▶ Records provided:
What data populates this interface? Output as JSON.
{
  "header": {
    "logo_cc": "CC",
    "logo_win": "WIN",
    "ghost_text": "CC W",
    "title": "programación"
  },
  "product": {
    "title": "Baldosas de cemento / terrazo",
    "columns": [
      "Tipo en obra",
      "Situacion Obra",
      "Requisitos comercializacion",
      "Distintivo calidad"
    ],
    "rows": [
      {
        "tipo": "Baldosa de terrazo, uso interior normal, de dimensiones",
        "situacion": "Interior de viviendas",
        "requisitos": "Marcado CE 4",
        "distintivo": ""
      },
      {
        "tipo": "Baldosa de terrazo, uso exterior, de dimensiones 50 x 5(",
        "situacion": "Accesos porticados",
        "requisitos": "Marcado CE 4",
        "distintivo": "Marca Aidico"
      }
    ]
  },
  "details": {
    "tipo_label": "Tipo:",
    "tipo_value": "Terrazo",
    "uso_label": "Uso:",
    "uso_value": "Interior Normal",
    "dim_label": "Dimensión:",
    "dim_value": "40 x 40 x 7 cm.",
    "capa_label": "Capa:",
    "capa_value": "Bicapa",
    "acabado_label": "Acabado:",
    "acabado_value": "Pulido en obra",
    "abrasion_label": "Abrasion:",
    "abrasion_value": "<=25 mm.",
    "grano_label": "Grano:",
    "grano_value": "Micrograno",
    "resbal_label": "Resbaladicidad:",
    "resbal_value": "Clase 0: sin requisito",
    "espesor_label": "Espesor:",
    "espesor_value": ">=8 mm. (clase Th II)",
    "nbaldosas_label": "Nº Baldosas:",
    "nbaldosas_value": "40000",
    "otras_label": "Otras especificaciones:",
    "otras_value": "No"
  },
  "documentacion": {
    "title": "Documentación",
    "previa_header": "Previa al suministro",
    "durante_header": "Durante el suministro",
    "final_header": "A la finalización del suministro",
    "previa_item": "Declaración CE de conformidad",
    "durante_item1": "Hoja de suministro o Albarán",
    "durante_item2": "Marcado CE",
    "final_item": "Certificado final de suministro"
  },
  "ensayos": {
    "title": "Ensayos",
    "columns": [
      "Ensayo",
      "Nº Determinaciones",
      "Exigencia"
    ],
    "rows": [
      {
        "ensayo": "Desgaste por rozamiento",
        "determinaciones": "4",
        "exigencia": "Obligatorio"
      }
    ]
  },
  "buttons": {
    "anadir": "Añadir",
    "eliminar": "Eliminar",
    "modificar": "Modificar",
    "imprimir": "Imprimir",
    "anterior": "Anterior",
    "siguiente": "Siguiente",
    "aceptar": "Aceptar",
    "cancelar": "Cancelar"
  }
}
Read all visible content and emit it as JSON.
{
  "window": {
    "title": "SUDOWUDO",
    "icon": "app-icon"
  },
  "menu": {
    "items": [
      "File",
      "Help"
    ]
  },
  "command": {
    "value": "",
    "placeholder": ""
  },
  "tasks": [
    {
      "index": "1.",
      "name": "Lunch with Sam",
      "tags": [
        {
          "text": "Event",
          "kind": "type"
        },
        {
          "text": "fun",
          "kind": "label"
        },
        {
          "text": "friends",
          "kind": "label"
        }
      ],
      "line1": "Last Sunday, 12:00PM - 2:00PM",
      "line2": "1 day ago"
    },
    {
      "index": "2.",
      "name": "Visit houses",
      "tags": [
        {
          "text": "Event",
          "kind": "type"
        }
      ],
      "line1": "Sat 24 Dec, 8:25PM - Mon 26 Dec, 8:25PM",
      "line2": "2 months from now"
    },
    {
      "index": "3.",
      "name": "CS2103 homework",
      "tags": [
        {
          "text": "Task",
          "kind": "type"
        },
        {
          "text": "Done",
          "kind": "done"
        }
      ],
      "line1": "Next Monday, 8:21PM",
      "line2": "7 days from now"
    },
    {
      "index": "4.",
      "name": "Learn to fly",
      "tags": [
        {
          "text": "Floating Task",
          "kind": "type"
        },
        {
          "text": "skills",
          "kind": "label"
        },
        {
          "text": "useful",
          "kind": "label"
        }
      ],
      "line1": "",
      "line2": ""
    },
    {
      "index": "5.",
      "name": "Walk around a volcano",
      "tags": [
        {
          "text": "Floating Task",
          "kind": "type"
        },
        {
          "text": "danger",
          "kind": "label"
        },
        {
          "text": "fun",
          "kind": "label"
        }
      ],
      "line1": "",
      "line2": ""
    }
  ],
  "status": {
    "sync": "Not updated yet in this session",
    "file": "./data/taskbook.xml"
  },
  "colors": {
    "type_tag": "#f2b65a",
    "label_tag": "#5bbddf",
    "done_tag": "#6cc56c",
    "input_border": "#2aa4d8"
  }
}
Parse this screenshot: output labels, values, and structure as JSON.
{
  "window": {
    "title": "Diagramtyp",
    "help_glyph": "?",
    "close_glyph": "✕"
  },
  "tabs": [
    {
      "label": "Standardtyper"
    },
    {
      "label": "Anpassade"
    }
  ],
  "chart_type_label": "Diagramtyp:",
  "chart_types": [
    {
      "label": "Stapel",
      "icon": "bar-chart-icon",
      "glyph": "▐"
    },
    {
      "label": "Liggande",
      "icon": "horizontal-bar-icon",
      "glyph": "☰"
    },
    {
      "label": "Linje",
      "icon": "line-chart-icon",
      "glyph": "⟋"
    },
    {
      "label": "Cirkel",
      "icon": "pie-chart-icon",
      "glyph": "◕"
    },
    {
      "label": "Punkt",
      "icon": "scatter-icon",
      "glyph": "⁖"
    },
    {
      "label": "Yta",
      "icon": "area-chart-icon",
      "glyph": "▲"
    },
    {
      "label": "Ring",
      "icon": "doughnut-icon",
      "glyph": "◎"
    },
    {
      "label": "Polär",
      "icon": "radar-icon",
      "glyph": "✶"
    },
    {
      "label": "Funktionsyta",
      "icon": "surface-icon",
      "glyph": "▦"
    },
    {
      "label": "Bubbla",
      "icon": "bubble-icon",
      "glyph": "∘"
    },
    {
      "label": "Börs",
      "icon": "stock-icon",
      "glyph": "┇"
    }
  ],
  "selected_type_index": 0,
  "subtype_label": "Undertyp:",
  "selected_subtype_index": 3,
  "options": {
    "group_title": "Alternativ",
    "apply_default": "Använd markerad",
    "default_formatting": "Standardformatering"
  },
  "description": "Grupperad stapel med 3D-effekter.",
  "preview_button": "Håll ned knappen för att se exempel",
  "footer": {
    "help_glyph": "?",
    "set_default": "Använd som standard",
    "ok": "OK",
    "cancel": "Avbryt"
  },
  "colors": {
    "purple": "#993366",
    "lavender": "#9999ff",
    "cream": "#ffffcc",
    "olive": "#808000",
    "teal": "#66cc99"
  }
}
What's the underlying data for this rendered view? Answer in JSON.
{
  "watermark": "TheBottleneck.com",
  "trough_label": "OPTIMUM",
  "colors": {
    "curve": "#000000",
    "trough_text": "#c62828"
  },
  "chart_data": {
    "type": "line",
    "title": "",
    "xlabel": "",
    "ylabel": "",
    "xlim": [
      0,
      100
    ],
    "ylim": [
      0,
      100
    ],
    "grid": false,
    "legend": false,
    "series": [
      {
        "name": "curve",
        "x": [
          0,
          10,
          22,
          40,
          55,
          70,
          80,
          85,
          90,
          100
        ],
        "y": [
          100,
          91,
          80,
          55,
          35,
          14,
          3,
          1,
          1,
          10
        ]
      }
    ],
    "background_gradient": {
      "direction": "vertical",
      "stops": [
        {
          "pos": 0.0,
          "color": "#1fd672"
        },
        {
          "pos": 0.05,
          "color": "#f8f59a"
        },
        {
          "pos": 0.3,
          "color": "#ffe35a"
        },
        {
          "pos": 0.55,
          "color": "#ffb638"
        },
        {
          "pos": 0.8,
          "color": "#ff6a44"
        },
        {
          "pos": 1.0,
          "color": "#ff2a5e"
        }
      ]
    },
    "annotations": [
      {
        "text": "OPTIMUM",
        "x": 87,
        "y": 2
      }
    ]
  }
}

▶ Set exercise:
Report the number of lines above containing the word "icon", with no other text.

▶ Reply to the task:
12